Capitolo Real: avevo scritto (verificate) che il giocatore chiave sarebbe stato il Chacho Rodriguez. Non certamente perchè io pensi che lui sia un fenomeno, ma perchè è in realtà l’unico giocatore del Real con la mentalità del play che, se opportunamente diretto, avrebbe potuto tenere la squadra in mano. Si può anche giocare a folate, sull’onda dell’ispirazione momentanea, come fatto nel primo quarto contro l’Olympiacos, ma quando il gioco si fa duro bisogna cominciare a ragionare, scegliere le soluzioni giuste, risicare e rosicare, cercare falletti, calare la saracinesca in difesa, trovare i ritmi giusti e le soluzioni giuste in attacco, bisogna cioè avere un piano di gioco che nei momenti di massimo stress permetta di giocare quasi in automatico. Cosa che il Real non aveva e infatti, come detto nel commento TV, quando l’Olympiacos ha mandato in campo i marines, i vari Katzivelis, Sloukas, Perperoglou e Vattelapeskas vari, la squadra si è letteralmente sfaldata. Aggravante il fatto che Laso abbia messo in campo Rodriguez proprio in quel periodo, praticamente bruciandolo, visto che è salito sulla plancia di comando di una nave che stava affondando e non aveva nessuna possibilità di tenerla a galla. Non ci sarebbe riuscito nessuno, neanche Magic. Tutti dicono: i vari Mirotić, Suarez, Carroll e compagnia hanno fatto molto poco ed hanno deluso. È ovviamente vero, però loro sono giocatori che giocano quando la squadra gioca. Se non vengono messi in condizione di dare il massimo, da soli non sanno farlo. Per cui la colpa non è certamente loro, in quanto sono stati alla somma delle somme dei non pervenuti.  E poi c’è Rudy, che, forse perchè ha giocato nell’NBA o forse perchè lui è proprio così già dai tempi nei quali Aito (altro esempio di straordinaria volpe delle panchine) alla Juventud (pardon, Joventot) gli lasciava fare convoluttà i cavoli propri fuori da qualsiasi logica di squadra, è uno che gioca da solo, esempio dei più perniciosi giocatori anti-squadra che ci possano essere.

• _DATI IN INGRESSO_:

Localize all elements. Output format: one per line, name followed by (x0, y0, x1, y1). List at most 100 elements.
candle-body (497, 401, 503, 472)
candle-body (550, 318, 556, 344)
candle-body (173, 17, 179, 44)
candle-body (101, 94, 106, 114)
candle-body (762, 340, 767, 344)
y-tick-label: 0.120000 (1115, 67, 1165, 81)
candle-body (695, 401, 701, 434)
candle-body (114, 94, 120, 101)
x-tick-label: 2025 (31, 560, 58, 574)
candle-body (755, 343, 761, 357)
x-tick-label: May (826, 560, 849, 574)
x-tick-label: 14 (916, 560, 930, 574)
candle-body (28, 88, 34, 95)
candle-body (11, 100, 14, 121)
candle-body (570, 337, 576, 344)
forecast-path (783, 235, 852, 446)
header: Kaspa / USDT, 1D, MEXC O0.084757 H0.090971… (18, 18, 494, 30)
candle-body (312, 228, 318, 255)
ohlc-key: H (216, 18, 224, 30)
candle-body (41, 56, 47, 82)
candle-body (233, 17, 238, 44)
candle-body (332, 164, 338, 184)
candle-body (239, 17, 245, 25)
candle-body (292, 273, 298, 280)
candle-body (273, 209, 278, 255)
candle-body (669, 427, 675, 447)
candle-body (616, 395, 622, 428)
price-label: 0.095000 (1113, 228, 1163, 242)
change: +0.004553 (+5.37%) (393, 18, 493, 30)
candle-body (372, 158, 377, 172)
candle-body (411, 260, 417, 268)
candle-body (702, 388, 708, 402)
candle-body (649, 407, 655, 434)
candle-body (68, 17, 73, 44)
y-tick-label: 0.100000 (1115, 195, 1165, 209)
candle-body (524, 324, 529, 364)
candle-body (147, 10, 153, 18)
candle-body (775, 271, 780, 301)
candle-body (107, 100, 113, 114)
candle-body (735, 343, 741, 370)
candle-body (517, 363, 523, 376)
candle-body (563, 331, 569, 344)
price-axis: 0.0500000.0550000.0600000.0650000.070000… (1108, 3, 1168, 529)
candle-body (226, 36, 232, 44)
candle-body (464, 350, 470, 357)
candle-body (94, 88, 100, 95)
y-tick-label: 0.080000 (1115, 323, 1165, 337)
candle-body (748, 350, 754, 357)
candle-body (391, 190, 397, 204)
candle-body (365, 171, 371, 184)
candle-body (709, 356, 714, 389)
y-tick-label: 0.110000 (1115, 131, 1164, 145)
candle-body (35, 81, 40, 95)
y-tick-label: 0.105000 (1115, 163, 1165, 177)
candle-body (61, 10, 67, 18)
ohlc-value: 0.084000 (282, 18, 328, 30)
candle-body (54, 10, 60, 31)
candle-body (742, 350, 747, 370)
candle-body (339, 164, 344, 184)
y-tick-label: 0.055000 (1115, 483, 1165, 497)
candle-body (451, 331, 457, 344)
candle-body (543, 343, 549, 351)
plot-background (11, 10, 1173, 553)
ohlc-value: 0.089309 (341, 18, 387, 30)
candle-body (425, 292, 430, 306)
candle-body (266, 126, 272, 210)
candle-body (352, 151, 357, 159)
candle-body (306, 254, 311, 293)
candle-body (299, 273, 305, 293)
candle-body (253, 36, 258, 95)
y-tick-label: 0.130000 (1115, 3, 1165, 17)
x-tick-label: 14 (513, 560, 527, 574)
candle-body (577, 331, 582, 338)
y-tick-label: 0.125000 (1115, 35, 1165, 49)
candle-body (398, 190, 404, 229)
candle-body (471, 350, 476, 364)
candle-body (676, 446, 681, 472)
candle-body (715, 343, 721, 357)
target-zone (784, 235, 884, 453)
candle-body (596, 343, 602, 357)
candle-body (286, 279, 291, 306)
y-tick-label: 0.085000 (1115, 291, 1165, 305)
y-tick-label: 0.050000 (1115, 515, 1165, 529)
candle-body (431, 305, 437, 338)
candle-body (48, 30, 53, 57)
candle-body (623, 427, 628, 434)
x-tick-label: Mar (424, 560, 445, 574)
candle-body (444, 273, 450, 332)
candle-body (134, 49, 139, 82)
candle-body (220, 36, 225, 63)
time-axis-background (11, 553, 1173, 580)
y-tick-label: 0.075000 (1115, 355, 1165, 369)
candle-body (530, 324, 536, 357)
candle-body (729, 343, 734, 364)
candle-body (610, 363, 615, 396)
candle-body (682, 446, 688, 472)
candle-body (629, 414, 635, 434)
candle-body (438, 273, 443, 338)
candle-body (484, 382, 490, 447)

• _COSA FARE_: Nel commento sul Real, quale giocatore l'autore aveva indicato come il giocatore chiave? L'elenco non ha alcun ruolo in questo lavoro.

• _RISPOSTA_: Il Chacho Rodriguez.